> **Raw records**
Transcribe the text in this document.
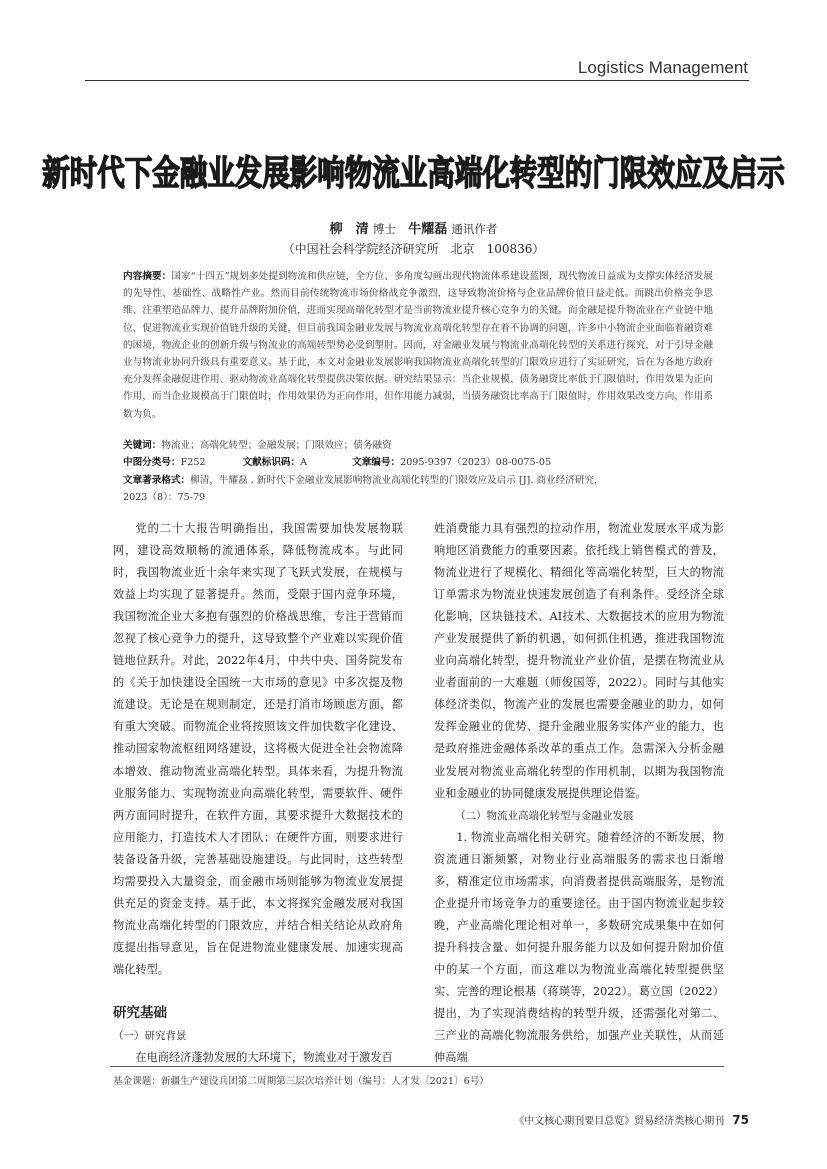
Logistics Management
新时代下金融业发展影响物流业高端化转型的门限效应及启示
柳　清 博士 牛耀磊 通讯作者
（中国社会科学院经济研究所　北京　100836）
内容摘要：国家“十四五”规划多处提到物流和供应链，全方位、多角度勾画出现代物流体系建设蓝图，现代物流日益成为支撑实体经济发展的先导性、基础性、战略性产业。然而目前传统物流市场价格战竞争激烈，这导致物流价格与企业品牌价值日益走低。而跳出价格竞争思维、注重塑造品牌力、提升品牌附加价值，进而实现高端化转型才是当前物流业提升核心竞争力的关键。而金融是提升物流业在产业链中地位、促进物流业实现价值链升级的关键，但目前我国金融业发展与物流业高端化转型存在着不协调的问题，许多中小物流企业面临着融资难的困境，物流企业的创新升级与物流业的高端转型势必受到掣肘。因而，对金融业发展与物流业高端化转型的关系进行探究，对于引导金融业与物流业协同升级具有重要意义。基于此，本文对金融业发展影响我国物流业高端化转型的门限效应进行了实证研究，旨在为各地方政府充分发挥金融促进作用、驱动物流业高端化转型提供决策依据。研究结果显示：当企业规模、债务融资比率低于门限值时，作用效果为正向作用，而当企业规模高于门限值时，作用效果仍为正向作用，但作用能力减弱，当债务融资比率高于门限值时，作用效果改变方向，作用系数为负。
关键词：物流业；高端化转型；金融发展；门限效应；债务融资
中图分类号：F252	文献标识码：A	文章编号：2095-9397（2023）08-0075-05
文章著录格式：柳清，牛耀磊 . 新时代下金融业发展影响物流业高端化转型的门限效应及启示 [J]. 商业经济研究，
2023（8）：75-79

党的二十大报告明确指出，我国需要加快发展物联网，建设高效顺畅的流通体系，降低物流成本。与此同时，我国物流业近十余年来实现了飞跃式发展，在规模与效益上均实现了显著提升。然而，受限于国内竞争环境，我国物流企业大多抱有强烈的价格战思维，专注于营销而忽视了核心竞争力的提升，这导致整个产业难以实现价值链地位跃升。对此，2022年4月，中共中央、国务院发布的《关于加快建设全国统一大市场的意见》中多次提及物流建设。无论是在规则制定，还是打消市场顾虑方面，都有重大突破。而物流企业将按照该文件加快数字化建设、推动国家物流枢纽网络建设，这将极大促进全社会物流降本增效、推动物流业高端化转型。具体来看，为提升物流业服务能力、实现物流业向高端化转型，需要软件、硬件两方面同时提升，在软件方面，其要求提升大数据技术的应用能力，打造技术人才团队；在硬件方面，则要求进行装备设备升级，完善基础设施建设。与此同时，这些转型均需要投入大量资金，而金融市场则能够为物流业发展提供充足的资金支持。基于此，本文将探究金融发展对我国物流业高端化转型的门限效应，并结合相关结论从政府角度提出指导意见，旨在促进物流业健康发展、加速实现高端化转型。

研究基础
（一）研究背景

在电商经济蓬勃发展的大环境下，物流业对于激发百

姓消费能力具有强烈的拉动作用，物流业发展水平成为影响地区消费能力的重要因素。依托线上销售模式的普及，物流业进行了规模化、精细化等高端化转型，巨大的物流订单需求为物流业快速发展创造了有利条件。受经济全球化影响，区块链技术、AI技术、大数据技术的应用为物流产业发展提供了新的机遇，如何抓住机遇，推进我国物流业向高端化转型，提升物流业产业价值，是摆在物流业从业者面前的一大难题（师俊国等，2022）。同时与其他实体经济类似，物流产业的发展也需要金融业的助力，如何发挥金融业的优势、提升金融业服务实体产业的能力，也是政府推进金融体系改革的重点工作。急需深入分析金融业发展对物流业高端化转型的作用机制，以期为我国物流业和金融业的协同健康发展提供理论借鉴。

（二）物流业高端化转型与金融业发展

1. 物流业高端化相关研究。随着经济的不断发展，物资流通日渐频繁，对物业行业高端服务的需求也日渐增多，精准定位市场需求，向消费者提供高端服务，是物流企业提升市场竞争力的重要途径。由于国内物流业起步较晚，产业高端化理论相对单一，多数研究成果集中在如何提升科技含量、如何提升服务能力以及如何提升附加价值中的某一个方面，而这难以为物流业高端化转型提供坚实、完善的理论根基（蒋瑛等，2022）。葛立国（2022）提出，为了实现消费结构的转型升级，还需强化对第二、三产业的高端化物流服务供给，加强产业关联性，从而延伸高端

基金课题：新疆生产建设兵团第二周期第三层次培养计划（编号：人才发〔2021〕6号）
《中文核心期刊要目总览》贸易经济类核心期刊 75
---
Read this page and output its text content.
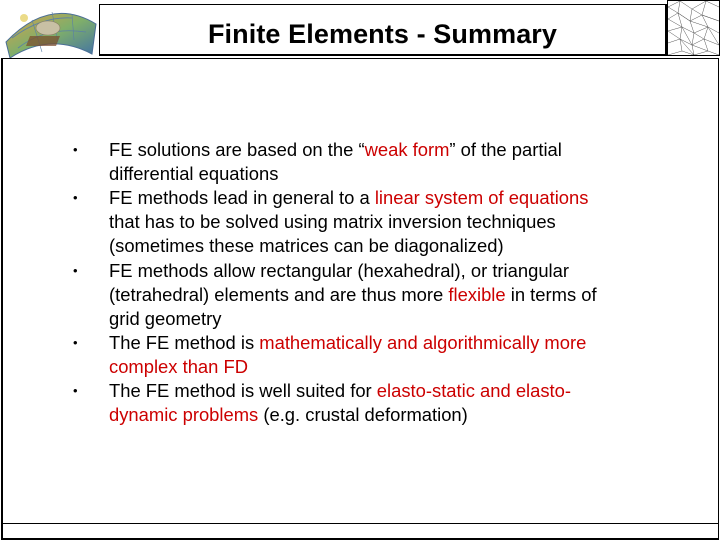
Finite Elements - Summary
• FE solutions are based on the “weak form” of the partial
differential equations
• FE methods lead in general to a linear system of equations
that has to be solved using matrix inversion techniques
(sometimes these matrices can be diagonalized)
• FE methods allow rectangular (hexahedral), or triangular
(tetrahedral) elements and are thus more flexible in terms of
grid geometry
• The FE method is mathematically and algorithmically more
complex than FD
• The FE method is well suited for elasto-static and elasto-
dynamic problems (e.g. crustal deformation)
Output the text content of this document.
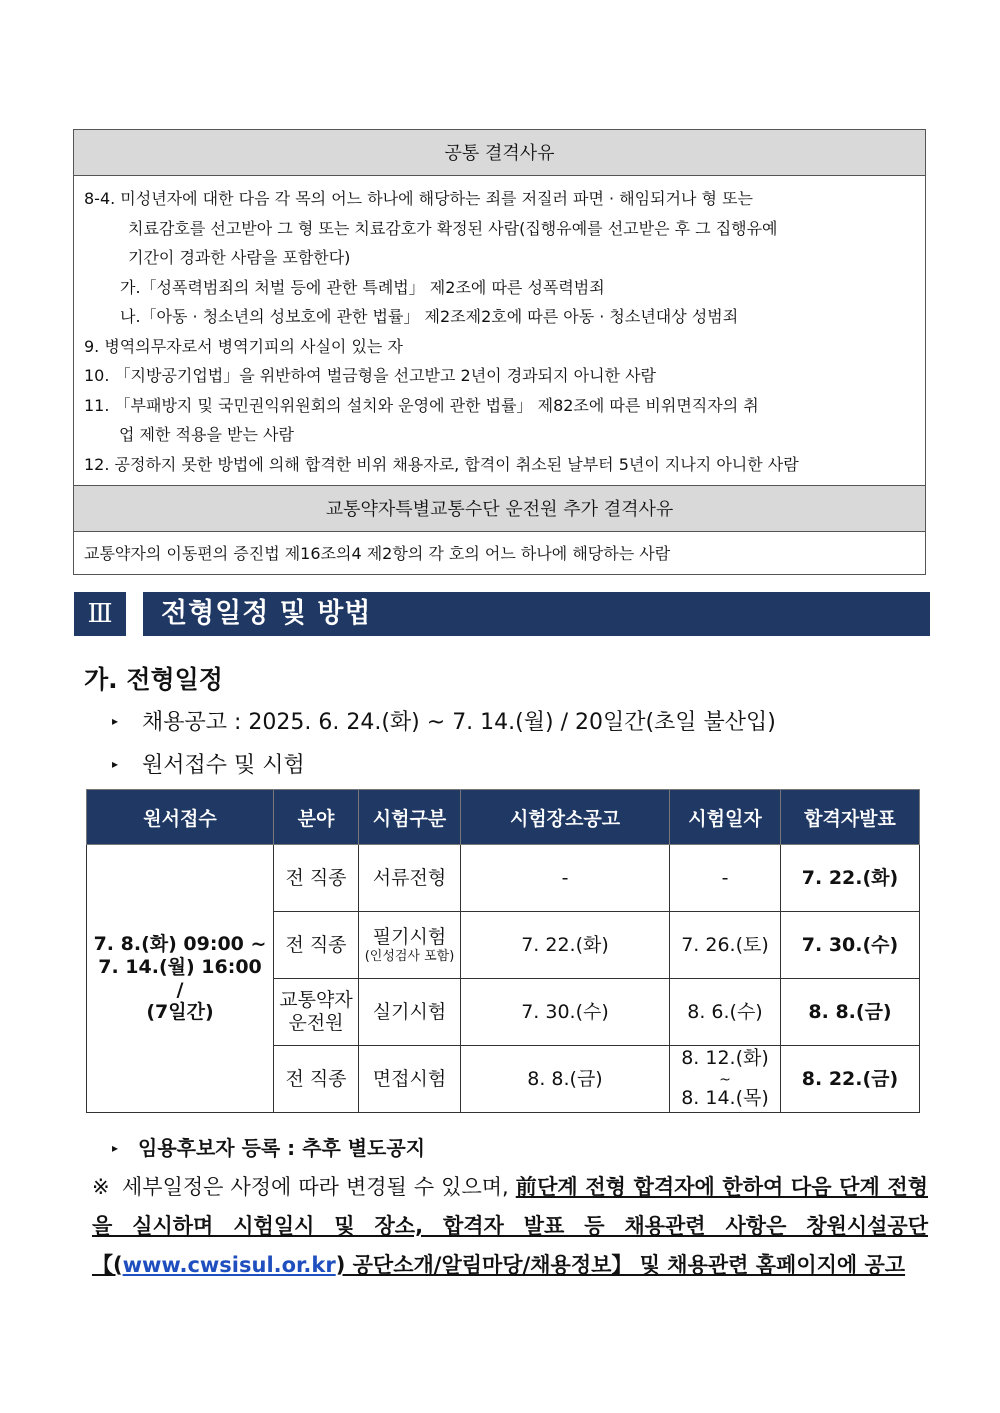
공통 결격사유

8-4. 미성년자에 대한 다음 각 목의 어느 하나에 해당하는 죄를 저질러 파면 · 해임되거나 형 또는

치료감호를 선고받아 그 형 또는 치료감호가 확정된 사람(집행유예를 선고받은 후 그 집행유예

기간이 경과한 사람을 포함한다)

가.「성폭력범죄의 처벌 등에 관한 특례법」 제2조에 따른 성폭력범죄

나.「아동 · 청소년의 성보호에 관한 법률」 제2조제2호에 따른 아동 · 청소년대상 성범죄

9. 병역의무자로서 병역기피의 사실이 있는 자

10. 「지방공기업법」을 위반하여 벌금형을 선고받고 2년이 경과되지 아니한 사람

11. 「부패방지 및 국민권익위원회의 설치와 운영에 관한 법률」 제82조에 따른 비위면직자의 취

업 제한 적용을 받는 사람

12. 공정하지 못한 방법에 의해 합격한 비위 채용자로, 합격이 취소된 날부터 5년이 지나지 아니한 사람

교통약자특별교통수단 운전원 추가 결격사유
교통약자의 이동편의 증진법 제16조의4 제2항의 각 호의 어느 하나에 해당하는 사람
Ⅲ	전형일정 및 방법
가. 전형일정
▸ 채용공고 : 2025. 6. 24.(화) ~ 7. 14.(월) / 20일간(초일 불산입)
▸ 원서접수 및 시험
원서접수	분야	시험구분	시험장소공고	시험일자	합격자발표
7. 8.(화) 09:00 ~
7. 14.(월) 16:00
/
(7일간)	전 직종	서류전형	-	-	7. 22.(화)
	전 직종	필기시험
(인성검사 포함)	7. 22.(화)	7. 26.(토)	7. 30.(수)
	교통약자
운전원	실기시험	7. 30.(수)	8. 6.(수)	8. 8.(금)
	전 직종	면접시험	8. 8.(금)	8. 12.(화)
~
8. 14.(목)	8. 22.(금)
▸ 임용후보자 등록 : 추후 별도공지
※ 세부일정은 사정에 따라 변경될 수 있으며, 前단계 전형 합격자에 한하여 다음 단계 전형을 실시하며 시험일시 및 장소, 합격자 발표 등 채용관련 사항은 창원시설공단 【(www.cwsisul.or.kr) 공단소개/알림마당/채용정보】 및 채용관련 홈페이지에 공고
==
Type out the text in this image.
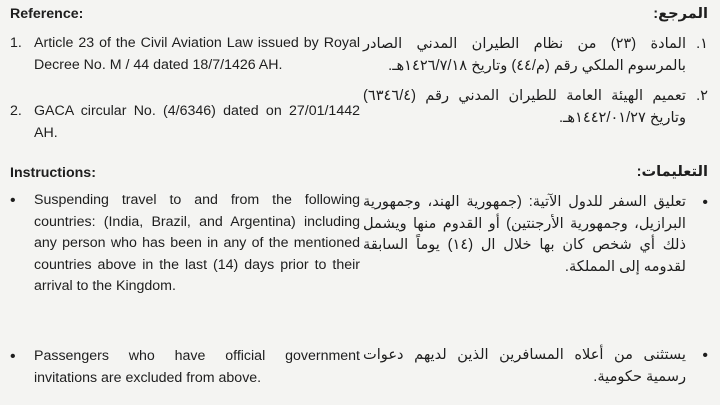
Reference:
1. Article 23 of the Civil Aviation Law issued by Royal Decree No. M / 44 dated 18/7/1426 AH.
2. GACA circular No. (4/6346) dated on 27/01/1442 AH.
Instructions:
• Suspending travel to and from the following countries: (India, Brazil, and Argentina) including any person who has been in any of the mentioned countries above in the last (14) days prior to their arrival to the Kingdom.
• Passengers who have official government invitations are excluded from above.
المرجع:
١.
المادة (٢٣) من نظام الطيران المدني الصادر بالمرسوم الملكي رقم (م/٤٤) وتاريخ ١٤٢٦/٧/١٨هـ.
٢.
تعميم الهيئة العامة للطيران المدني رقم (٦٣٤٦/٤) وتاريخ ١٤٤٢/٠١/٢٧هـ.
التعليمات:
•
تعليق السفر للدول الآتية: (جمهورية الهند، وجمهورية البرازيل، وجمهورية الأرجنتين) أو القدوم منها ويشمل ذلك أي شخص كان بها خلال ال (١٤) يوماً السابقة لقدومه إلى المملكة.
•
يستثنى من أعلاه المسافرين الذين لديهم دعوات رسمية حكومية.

> **Objective**
Each line that holds the word "methods" should be extracted from the records.

> **Problem solution**
• FE methods lead in general to a linear system of equations
• FE methods allow rectangular (hexahedral), or triangular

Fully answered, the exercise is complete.